→ WHAT IS REQUIRED
Give back the full listing, character for character, with no pictures.
** begin MATERIAL **
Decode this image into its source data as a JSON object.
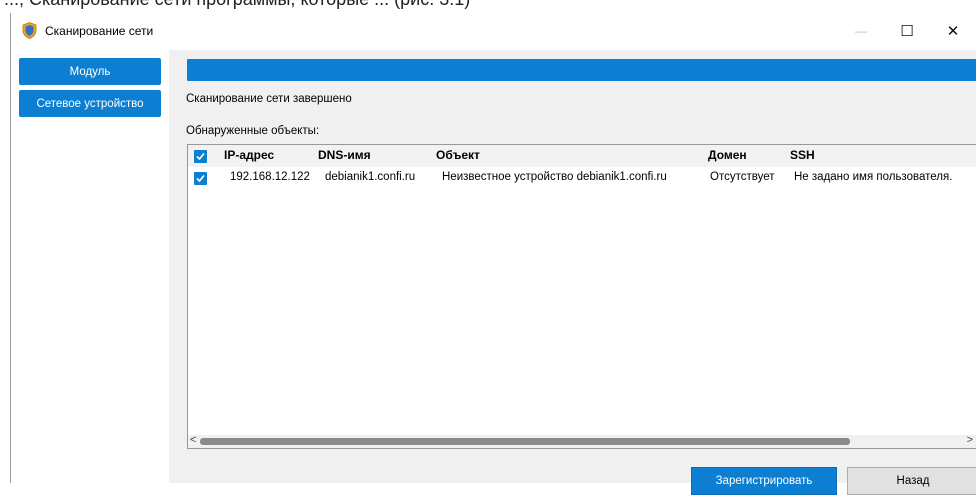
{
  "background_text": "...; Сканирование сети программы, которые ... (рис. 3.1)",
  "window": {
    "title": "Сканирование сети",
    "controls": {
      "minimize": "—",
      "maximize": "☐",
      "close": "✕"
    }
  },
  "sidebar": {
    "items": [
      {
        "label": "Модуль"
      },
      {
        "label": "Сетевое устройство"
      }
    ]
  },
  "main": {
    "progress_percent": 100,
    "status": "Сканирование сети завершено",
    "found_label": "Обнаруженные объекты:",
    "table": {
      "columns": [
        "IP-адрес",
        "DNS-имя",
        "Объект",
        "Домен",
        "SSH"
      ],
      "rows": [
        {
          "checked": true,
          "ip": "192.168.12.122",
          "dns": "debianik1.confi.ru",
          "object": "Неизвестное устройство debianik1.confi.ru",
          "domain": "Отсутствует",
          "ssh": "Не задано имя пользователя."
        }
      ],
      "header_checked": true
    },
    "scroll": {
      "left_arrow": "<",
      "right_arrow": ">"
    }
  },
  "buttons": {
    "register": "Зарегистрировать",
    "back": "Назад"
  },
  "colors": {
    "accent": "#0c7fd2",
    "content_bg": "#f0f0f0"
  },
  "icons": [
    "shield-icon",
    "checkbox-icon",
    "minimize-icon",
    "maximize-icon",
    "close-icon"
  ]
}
** end MATERIAL **
→ THE ANSWER
Decode this image into its source data as a JSON object.
{
  "background_text": "...; Сканирование сети программы, которые ... (рис. 3.1)",
  "window": {
    "title": "Сканирование сети",
    "controls": {
      "minimize": "—",
      "maximize": "☐",
      "close": "✕"
    }
  },
  "sidebar": {
    "items": [
      {
        "label": "Модуль"
      },
      {
        "label": "Сетевое устройство"
      }
    ]
  },
  "main": {
    "progress_percent": 100,
    "status": "Сканирование сети завершено",
    "found_label": "Обнаруженные объекты:",
    "table": {
      "columns": [
        "IP-адрес",
        "DNS-имя",
        "Объект",
        "Домен",
        "SSH"
      ],
      "rows": [
        {
          "checked": true,
          "ip": "192.168.12.122",
          "dns": "debianik1.confi.ru",
          "object": "Неизвестное устройство debianik1.confi.ru",
          "domain": "Отсутствует",
          "ssh": "Не задано имя пользователя."
        }
      ],
      "header_checked": true
    },
    "scroll": {
      "left_arrow": "<",
      "right_arrow": ">"
    }
  },
  "buttons": {
    "register": "Зарегистрировать",
    "back": "Назад"
  },
  "colors": {
    "accent": "#0c7fd2",
    "content_bg": "#f0f0f0"
  },
  "icons": [
    "shield-icon",
    "checkbox-icon",
    "minimize-icon",
    "maximize-icon",
    "close-icon"
  ]
}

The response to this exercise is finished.